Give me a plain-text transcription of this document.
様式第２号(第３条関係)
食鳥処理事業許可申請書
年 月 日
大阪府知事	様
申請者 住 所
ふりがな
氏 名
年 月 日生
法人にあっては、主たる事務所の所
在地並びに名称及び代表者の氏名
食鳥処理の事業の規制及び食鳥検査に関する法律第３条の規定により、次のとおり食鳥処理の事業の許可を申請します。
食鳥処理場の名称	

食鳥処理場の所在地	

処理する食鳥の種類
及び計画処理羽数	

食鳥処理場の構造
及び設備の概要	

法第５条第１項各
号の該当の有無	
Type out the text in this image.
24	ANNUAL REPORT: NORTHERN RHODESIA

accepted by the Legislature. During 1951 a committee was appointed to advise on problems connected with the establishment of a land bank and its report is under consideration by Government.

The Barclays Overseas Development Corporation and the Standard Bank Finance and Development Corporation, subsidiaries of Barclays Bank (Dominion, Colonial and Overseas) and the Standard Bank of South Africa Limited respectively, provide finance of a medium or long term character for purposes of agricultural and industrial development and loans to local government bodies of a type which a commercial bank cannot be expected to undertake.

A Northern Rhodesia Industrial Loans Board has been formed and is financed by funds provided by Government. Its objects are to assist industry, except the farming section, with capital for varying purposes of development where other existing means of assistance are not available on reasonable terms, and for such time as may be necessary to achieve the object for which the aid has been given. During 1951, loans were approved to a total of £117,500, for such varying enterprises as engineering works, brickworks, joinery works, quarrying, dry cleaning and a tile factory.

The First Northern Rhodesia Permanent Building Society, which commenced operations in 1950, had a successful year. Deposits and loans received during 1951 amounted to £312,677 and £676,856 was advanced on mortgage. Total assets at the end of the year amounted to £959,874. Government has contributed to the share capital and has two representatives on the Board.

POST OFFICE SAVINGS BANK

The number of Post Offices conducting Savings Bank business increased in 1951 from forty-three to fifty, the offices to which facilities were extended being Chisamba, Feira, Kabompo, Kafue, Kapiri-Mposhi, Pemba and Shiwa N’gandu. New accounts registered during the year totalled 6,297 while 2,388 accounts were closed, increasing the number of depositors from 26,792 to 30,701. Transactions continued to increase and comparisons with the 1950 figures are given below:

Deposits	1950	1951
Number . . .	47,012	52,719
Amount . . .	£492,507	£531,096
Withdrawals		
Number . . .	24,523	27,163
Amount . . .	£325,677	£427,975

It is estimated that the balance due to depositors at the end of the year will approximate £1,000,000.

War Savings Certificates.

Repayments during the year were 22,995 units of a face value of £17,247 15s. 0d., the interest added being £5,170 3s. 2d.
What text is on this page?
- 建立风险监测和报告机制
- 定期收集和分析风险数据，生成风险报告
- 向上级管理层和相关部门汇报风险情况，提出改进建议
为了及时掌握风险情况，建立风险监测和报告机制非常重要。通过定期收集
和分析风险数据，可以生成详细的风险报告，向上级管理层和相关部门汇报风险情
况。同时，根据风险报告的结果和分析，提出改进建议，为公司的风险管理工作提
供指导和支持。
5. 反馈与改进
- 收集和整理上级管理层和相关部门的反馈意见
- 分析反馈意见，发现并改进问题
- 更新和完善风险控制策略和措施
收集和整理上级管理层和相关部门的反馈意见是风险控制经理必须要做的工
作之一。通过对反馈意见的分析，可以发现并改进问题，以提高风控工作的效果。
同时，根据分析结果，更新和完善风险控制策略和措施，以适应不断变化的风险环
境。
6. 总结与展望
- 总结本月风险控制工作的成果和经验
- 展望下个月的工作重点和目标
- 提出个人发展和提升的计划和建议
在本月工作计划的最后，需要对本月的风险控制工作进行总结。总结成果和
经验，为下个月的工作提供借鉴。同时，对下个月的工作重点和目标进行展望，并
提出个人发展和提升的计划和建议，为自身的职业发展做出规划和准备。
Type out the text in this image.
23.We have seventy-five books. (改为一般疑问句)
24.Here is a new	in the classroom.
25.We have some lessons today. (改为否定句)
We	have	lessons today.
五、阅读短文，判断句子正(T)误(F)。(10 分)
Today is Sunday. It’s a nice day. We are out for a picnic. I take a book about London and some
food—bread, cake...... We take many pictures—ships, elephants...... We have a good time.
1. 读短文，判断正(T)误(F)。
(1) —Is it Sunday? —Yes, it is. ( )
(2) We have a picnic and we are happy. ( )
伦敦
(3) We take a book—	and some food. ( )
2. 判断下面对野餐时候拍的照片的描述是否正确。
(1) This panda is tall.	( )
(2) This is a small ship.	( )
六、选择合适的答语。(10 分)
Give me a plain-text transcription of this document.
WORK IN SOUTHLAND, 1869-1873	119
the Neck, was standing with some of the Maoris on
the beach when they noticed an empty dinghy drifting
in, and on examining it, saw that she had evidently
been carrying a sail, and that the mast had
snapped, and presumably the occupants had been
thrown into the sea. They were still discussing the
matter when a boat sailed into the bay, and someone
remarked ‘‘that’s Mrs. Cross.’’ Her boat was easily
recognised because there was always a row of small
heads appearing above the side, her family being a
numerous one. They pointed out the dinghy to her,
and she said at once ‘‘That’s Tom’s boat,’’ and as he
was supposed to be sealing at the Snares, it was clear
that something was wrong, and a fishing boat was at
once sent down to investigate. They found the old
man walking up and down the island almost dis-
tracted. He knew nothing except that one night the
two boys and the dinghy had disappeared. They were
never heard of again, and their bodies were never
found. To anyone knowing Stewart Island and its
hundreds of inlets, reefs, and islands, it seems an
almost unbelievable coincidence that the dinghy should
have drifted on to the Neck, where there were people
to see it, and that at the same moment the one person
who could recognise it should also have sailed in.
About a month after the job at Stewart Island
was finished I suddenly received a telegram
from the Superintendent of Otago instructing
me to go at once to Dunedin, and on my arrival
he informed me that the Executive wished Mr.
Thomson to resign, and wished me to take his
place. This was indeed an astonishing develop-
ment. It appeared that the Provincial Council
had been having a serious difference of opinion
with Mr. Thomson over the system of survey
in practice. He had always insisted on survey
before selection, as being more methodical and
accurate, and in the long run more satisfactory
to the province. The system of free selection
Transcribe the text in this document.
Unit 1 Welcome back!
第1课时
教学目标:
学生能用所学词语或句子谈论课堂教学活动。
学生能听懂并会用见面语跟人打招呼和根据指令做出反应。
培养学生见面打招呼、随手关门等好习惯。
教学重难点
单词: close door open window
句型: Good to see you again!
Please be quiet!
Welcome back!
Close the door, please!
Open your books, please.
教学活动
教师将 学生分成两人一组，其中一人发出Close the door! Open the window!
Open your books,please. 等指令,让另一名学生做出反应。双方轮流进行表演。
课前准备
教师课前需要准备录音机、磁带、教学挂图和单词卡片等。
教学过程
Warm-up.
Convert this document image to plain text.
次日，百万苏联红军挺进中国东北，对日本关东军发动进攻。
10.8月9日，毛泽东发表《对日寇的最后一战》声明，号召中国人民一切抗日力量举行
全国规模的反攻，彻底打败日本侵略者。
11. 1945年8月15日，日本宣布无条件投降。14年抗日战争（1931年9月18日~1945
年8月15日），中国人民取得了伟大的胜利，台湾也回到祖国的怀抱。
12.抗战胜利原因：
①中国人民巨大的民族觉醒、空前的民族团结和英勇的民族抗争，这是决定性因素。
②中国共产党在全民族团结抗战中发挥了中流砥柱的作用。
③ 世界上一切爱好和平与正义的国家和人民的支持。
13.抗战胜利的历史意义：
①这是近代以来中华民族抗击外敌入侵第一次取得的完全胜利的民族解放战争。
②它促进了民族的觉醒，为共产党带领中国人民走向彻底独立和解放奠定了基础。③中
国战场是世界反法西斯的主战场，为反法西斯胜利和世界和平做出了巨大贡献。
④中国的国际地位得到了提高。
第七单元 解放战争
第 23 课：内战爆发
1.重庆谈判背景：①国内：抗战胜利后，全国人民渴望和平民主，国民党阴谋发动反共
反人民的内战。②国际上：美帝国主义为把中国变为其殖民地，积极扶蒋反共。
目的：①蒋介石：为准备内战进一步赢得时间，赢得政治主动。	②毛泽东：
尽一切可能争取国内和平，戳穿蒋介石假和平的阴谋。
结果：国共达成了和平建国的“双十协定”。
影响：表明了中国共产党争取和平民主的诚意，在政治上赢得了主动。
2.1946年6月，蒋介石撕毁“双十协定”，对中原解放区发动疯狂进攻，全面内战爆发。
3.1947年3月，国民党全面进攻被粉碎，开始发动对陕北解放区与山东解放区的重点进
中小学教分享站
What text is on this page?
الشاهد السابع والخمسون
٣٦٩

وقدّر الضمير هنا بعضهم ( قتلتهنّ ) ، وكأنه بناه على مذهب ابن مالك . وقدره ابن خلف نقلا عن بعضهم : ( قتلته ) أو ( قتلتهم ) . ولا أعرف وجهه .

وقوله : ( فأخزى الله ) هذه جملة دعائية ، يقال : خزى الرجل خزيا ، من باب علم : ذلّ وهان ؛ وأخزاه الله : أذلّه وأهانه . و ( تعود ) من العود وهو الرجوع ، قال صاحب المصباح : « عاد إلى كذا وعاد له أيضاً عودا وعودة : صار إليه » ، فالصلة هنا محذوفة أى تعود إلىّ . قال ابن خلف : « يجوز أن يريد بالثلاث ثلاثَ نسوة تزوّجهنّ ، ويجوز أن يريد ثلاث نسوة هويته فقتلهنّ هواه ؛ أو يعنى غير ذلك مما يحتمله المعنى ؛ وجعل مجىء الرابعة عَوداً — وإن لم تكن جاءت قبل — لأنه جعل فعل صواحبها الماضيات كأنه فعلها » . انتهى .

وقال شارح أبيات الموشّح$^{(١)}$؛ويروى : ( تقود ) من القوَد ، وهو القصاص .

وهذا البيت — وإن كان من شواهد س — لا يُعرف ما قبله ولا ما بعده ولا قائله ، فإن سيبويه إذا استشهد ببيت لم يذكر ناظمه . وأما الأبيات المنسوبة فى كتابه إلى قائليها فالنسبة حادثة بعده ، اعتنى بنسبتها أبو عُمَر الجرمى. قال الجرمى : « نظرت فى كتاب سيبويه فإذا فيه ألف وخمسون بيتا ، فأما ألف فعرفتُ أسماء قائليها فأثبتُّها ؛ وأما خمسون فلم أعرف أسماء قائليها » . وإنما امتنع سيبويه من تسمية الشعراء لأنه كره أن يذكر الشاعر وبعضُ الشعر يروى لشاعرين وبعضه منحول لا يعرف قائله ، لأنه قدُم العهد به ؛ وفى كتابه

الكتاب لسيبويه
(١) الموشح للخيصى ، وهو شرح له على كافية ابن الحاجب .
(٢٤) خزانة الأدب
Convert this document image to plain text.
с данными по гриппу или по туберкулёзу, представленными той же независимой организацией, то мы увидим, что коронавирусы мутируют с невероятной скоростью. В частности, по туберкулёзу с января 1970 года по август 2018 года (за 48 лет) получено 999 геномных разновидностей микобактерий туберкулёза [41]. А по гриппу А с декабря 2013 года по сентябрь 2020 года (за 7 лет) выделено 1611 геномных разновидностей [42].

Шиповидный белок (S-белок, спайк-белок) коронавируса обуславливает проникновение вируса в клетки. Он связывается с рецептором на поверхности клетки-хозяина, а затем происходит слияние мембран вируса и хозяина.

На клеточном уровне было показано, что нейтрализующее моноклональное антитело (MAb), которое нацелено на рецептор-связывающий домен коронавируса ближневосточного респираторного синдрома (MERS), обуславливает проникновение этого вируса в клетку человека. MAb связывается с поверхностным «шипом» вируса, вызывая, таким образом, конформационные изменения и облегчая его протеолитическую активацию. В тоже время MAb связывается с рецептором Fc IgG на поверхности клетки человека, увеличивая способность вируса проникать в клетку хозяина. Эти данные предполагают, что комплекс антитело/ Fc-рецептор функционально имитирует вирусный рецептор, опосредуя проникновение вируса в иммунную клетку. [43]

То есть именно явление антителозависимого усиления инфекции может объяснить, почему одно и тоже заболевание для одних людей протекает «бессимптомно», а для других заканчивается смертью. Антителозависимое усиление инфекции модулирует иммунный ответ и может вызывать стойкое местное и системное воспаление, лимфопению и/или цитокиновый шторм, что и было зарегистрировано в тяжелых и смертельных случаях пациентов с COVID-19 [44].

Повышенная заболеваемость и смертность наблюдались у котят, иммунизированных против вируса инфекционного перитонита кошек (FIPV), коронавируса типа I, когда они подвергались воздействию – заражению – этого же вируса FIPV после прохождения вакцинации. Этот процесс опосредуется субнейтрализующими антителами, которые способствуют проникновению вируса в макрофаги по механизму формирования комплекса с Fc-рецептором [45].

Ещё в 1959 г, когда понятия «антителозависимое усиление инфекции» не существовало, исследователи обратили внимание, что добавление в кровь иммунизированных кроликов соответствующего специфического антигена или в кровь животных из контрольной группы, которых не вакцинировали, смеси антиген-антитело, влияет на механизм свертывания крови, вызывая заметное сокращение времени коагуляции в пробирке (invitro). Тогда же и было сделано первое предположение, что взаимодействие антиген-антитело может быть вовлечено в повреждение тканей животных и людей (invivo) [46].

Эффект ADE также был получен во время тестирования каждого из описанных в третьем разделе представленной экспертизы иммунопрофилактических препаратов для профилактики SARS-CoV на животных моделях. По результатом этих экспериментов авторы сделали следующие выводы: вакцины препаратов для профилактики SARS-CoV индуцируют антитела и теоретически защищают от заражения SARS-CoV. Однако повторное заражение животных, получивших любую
··········
Work to do —
What is the number of lines that hold the string "more"? Reply with that number alone.

Solution to the problem —
2